Prompt
Format the lines from the first one through the one containing "scrollbar-thumb[interactable] [834,1154,2425,1187]", both included, as a numbered list, leaving out any blank lines.

Record list
:::

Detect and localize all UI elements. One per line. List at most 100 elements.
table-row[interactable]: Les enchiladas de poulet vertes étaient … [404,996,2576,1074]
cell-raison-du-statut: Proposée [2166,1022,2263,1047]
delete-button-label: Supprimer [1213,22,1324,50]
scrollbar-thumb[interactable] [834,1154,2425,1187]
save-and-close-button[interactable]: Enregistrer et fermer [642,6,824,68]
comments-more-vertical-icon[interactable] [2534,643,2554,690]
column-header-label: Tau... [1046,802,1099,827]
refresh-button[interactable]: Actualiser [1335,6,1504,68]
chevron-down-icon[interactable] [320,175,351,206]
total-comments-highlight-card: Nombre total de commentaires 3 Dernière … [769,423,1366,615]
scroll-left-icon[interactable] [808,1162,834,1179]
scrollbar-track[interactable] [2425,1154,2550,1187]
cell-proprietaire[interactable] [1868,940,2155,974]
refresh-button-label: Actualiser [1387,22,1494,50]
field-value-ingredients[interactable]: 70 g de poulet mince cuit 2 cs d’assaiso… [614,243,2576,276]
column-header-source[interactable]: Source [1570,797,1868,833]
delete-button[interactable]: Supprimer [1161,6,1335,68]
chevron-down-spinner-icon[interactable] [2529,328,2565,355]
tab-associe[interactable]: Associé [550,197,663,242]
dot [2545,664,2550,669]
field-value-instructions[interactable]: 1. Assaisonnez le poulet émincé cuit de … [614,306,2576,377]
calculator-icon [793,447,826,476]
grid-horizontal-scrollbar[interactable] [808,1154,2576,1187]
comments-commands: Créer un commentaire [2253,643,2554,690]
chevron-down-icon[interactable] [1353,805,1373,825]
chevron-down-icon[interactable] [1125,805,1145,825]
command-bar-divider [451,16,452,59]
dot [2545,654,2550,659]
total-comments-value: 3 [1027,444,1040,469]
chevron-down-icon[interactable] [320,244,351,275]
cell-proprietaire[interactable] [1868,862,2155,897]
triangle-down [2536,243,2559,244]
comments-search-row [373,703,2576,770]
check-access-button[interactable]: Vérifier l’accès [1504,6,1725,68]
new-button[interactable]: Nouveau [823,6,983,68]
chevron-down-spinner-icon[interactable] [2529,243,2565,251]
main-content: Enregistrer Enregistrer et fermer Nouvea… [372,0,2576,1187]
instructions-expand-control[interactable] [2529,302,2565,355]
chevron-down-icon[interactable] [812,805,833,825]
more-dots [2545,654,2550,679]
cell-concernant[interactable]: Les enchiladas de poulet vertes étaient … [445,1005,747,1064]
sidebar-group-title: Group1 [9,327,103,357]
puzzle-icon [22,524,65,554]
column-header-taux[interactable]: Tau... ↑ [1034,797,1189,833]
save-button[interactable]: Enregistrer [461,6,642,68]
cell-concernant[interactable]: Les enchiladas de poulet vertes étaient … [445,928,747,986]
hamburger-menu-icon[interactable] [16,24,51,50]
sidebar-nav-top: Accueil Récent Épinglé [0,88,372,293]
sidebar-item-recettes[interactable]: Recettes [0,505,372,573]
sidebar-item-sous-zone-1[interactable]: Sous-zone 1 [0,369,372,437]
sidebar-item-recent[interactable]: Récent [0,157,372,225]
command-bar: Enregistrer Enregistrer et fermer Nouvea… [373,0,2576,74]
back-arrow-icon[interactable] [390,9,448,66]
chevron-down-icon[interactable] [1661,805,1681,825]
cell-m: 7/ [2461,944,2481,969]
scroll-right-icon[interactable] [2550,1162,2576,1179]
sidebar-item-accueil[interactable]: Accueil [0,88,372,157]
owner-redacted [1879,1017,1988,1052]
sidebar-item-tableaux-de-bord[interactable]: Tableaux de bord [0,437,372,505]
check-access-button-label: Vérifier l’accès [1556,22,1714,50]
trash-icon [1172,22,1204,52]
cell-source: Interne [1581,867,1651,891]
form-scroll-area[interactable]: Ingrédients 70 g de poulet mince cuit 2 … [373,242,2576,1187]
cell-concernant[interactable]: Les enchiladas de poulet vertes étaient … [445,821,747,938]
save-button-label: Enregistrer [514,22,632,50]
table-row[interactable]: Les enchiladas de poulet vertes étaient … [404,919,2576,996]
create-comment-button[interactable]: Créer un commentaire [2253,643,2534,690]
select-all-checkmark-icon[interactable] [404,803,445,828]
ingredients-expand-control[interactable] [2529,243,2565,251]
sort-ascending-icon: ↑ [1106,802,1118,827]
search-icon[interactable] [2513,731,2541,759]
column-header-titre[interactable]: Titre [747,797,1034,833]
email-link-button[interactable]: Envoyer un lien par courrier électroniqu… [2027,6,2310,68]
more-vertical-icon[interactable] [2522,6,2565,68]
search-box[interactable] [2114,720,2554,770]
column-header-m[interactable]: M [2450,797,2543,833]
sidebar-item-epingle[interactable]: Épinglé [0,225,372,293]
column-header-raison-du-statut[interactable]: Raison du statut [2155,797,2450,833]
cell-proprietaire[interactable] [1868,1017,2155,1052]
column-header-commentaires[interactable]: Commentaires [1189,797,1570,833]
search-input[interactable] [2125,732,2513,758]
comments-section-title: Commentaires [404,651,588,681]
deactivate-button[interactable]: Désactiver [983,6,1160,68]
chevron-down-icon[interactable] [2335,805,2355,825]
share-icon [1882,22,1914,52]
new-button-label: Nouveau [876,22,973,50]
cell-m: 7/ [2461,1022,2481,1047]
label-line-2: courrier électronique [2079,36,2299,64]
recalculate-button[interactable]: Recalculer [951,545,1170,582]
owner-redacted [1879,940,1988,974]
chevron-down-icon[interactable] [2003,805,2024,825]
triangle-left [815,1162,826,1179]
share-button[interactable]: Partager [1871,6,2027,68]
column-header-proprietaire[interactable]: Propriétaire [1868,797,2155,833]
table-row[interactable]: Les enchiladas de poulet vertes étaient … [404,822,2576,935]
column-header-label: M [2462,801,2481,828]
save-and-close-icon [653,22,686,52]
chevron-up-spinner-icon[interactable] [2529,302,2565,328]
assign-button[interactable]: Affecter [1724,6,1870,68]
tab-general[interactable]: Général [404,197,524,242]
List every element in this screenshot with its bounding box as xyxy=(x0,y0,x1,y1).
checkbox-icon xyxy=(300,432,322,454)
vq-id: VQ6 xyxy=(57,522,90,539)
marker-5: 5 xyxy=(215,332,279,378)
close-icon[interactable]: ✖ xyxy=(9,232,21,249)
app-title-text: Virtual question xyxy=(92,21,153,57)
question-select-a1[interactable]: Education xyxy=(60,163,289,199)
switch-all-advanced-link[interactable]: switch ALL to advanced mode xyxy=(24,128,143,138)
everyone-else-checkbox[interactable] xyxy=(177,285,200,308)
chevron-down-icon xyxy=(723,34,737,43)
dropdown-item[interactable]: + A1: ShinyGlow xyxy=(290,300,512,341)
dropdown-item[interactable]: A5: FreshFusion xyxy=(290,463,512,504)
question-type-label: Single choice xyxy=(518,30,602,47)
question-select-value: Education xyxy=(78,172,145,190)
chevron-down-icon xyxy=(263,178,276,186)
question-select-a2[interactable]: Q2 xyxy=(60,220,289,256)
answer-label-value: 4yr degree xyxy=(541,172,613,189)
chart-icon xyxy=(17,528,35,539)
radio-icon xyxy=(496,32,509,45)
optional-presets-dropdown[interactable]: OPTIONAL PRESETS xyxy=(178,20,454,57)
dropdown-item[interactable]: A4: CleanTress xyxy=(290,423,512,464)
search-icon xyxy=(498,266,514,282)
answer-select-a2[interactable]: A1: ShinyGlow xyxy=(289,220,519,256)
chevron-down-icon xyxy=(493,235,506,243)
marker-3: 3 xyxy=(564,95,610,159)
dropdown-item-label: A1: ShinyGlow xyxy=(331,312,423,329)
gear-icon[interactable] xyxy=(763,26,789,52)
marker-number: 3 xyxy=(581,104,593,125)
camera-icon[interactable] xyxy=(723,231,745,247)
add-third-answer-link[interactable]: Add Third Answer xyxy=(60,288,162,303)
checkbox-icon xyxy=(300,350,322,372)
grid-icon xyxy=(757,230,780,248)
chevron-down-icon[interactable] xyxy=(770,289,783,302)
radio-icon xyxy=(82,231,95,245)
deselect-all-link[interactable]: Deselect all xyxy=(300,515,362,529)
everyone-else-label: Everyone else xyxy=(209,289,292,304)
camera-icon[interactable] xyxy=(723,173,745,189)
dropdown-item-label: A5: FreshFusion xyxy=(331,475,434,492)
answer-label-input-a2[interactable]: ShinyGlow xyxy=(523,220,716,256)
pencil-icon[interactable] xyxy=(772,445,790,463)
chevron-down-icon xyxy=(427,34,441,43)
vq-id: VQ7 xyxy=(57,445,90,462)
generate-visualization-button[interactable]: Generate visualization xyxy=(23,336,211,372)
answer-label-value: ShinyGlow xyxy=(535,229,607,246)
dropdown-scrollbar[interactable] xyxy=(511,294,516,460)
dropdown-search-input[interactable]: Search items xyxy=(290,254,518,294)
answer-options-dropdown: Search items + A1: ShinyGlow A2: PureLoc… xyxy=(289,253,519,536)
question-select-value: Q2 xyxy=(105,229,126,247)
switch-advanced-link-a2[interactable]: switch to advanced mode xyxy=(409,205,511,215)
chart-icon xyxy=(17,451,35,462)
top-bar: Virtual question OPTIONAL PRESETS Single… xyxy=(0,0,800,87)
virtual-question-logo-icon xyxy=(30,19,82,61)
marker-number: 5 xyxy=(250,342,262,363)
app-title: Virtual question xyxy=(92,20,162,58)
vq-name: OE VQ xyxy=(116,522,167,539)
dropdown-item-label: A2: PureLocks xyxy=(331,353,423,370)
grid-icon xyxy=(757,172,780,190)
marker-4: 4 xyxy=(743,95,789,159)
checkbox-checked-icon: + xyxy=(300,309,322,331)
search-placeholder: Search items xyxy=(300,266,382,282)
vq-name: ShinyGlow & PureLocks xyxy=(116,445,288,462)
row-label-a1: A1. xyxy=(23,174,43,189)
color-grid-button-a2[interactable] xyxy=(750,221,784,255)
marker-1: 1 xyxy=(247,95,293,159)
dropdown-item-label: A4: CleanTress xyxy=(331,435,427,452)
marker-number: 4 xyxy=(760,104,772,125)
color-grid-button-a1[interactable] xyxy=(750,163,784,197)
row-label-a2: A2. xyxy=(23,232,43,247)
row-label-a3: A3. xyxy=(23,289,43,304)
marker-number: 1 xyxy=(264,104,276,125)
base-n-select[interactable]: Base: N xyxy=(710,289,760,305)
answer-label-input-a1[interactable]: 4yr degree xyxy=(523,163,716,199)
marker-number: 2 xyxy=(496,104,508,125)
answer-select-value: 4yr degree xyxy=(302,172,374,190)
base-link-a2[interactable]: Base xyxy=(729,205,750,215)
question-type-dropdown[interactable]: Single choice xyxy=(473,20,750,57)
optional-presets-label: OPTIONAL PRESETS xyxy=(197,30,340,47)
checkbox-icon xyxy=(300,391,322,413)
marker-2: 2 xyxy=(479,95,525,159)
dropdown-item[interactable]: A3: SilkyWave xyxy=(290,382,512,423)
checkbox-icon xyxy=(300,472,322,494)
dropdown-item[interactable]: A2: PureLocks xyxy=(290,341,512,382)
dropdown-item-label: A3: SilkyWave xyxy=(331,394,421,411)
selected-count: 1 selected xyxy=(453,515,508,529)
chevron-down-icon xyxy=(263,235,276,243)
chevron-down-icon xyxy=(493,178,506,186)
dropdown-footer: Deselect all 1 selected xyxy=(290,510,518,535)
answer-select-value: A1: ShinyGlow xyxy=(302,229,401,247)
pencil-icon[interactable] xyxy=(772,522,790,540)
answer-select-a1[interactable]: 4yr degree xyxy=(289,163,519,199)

:::

Task output
1. Detect and localize all UI elements. One per line. List at most 100 elements.
2. table-row[interactable]: Les enchiladas de poulet vertes étaient … [404,996,2576,1074]
3. cell-raison-du-statut: Proposée [2166,1022,2263,1047]
4. delete-button-label: Supprimer [1213,22,1324,50]
5. scrollbar-thumb[interactable] [834,1154,2425,1187]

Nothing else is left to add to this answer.